- **SHORT PROBLEM**
Will you extract the entries word for word? Images should not appear in the copy.

>> START RAW DATA

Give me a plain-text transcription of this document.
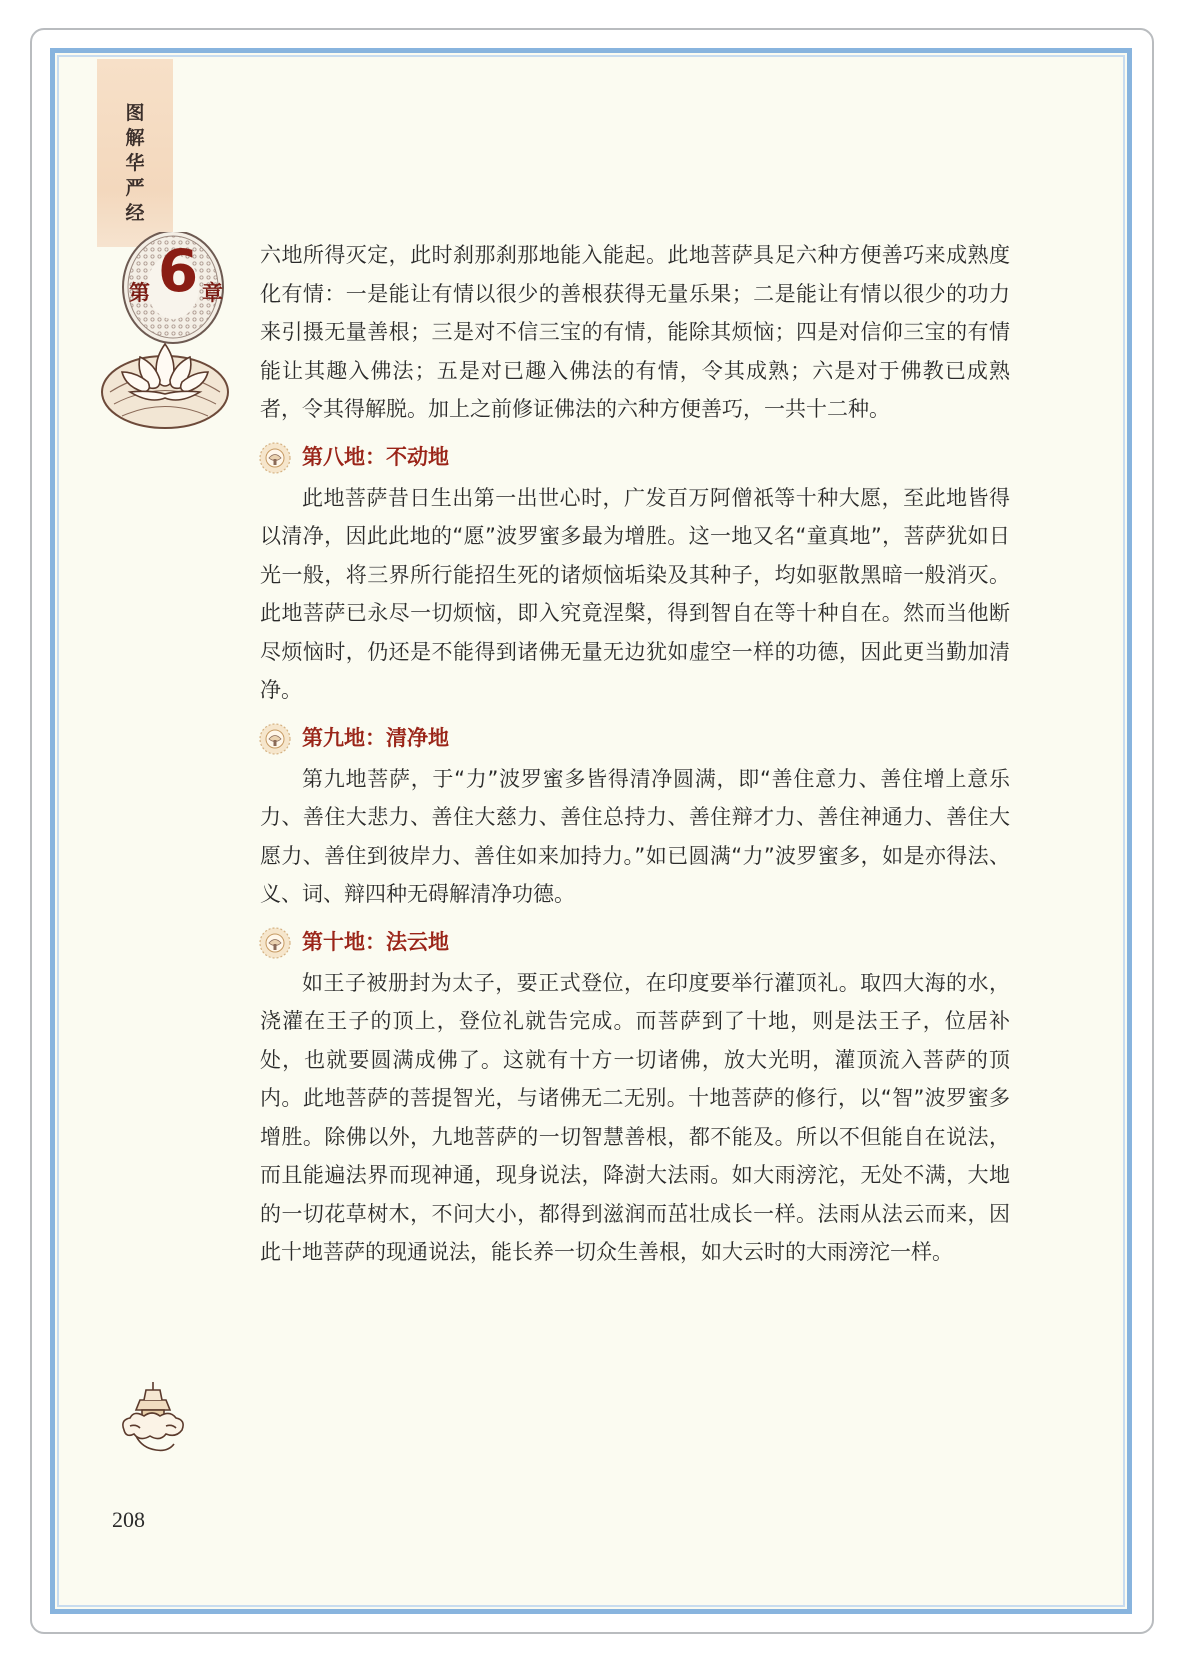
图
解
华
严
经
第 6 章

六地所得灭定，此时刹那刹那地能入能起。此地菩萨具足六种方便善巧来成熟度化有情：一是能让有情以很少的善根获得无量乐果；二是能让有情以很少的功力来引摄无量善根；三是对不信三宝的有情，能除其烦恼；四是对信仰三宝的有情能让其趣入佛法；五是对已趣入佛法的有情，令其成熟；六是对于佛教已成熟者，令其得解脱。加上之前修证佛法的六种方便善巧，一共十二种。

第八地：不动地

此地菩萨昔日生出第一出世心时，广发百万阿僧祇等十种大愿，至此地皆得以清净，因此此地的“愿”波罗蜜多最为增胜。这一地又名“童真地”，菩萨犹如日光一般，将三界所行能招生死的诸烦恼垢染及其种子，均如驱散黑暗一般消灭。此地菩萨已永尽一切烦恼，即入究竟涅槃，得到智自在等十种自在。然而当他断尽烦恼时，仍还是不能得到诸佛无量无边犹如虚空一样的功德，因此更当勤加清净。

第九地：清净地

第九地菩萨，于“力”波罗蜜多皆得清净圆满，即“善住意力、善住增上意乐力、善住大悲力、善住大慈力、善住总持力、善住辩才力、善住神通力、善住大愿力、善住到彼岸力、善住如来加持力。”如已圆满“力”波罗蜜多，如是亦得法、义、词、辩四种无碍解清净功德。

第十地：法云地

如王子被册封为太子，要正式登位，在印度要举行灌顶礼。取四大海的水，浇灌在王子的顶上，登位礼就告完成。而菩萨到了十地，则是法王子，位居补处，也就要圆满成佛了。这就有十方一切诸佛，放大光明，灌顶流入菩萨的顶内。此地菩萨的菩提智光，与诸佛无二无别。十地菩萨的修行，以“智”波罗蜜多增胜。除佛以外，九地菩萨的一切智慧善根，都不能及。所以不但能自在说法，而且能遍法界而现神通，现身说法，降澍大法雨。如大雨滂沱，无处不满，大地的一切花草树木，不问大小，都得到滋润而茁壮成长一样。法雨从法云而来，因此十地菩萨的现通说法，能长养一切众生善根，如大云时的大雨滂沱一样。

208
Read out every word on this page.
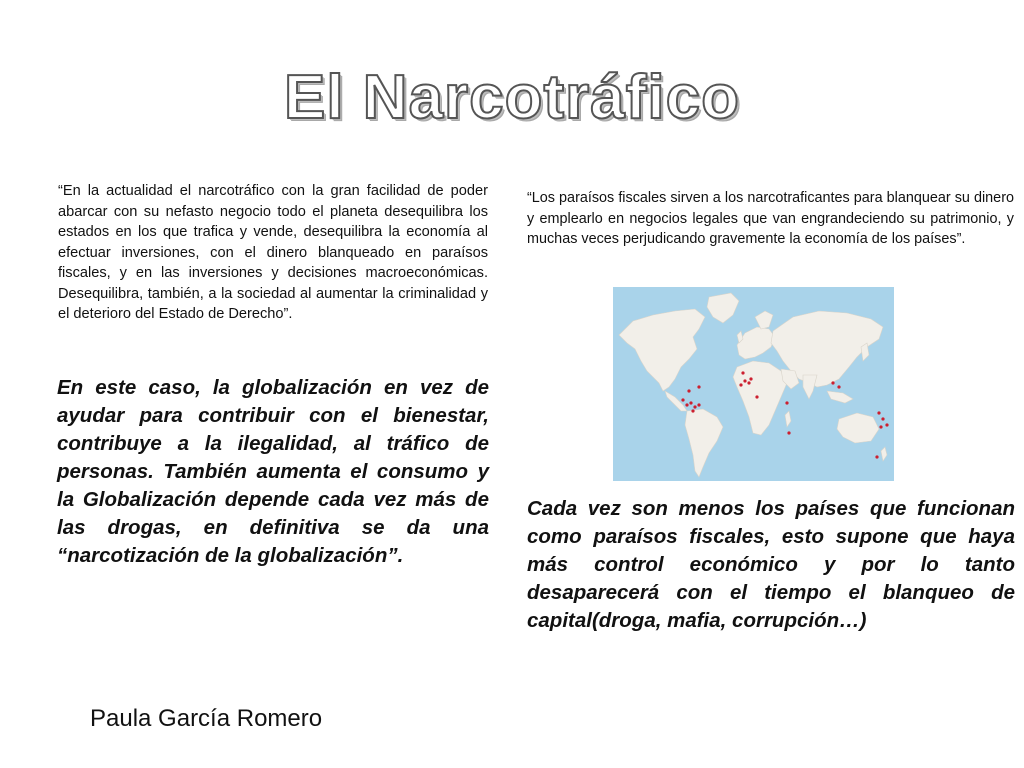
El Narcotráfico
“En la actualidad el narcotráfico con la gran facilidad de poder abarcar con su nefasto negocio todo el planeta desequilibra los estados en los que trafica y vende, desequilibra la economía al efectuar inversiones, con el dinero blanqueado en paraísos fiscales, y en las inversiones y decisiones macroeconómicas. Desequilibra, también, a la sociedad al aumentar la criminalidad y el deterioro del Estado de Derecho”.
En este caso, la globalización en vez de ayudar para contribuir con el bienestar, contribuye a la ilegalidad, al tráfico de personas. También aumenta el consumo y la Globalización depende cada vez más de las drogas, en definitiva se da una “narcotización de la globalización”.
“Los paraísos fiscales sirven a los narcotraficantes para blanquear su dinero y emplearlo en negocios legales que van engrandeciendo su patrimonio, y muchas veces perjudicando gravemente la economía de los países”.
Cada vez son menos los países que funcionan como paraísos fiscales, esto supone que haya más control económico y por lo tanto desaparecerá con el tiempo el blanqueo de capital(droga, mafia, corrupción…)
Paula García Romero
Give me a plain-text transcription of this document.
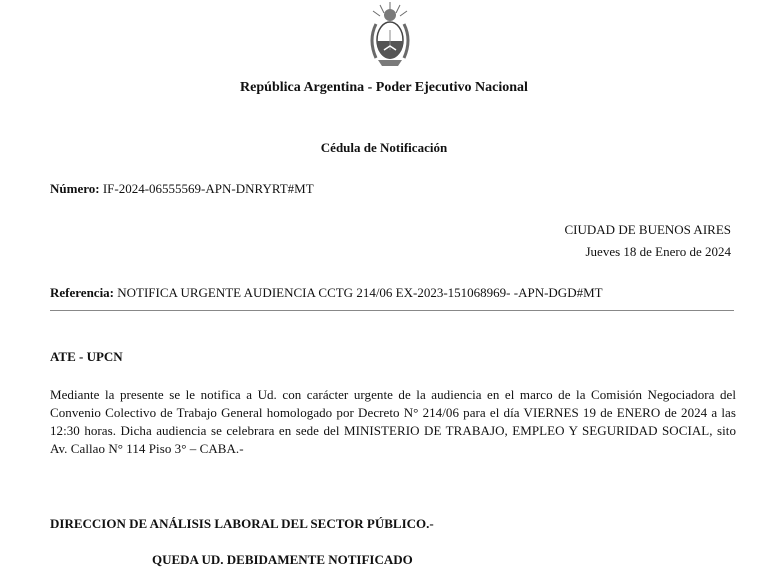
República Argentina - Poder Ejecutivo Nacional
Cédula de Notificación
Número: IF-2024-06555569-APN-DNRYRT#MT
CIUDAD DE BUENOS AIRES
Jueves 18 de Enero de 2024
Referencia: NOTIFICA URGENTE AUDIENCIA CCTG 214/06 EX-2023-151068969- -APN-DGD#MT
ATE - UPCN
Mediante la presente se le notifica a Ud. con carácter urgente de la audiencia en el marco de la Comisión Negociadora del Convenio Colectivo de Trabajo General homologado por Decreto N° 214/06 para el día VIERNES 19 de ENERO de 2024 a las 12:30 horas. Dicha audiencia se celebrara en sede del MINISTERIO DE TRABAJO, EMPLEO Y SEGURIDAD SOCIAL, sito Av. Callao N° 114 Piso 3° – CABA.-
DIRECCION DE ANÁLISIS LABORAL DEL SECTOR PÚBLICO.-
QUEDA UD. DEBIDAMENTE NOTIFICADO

>> END RAW DATA

- **FINAL RESULT**
Give me a plain-text transcription of this document.
图
解
华
严
经
第 6 章

六地所得灭定，此时刹那刹那地能入能起。此地菩萨具足六种方便善巧来成熟度化有情：一是能让有情以很少的善根获得无量乐果；二是能让有情以很少的功力来引摄无量善根；三是对不信三宝的有情，能除其烦恼；四是对信仰三宝的有情能让其趣入佛法；五是对已趣入佛法的有情，令其成熟；六是对于佛教已成熟者，令其得解脱。加上之前修证佛法的六种方便善巧，一共十二种。

第八地：不动地

此地菩萨昔日生出第一出世心时，广发百万阿僧祇等十种大愿，至此地皆得以清净，因此此地的“愿”波罗蜜多最为增胜。这一地又名“童真地”，菩萨犹如日光一般，将三界所行能招生死的诸烦恼垢染及其种子，均如驱散黑暗一般消灭。此地菩萨已永尽一切烦恼，即入究竟涅槃，得到智自在等十种自在。然而当他断尽烦恼时，仍还是不能得到诸佛无量无边犹如虚空一样的功德，因此更当勤加清净。

第九地：清净地

第九地菩萨，于“力”波罗蜜多皆得清净圆满，即“善住意力、善住增上意乐力、善住大悲力、善住大慈力、善住总持力、善住辩才力、善住神通力、善住大愿力、善住到彼岸力、善住如来加持力。”如已圆满“力”波罗蜜多，如是亦得法、义、词、辩四种无碍解清净功德。

第十地：法云地

如王子被册封为太子，要正式登位，在印度要举行灌顶礼。取四大海的水，浇灌在王子的顶上，登位礼就告完成。而菩萨到了十地，则是法王子，位居补处，也就要圆满成佛了。这就有十方一切诸佛，放大光明，灌顶流入菩萨的顶内。此地菩萨的菩提智光，与诸佛无二无别。十地菩萨的修行，以“智”波罗蜜多增胜。除佛以外，九地菩萨的一切智慧善根，都不能及。所以不但能自在说法，而且能遍法界而现神通，现身说法，降澍大法雨。如大雨滂沱，无处不满，大地的一切花草树木，不问大小，都得到滋润而茁壮成长一样。法雨从法云而来，因此十地菩萨的现通说法，能长养一切众生善根，如大云时的大雨滂沱一样。

208
Read out every word on this page.
El Narcotráfico
“En la actualidad el narcotráfico con la gran facilidad de poder abarcar con su nefasto negocio todo el planeta desequilibra los estados en los que trafica y vende, desequilibra la economía al efectuar inversiones, con el dinero blanqueado en paraísos fiscales, y en las inversiones y decisiones macroeconómicas. Desequilibra, también, a la sociedad al aumentar la criminalidad y el deterioro del Estado de Derecho”.
En este caso, la globalización en vez de ayudar para contribuir con el bienestar, contribuye a la ilegalidad, al tráfico de personas. También aumenta el consumo y la Globalización depende cada vez más de las drogas, en definitiva se da una “narcotización de la globalización”.
“Los paraísos fiscales sirven a los narcotraficantes para blanquear su dinero y emplearlo en negocios legales que van engrandeciendo su patrimonio, y muchas veces perjudicando gravemente la economía de los países”.
Cada vez son menos los países que funcionan como paraísos fiscales, esto supone que haya más control económico y por lo tanto desaparecerá con el tiempo el blanqueo de capital(droga, mafia, corrupción…)
Paula García Romero
Give me a plain-text transcription of this document.
República Argentina - Poder Ejecutivo Nacional
Cédula de Notificación
Número: IF-2024-06555569-APN-DNRYRT#MT
CIUDAD DE BUENOS AIRES
Jueves 18 de Enero de 2024
Referencia: NOTIFICA URGENTE AUDIENCIA CCTG 214/06 EX-2023-151068969- -APN-DGD#MT
ATE - UPCN
Mediante la presente se le notifica a Ud. con carácter urgente de la audiencia en el marco de la Comisión Negociadora del Convenio Colectivo de Trabajo General homologado por Decreto N° 214/06 para el día VIERNES 19 de ENERO de 2024 a las 12:30 horas. Dicha audiencia se celebrara en sede del MINISTERIO DE TRABAJO, EMPLEO Y SEGURIDAD SOCIAL, sito Av. Callao N° 114 Piso 3° – CABA.-
DIRECCION DE ANÁLISIS LABORAL DEL SECTOR PÚBLICO.-
QUEDA UD. DEBIDAMENTE NOTIFICADO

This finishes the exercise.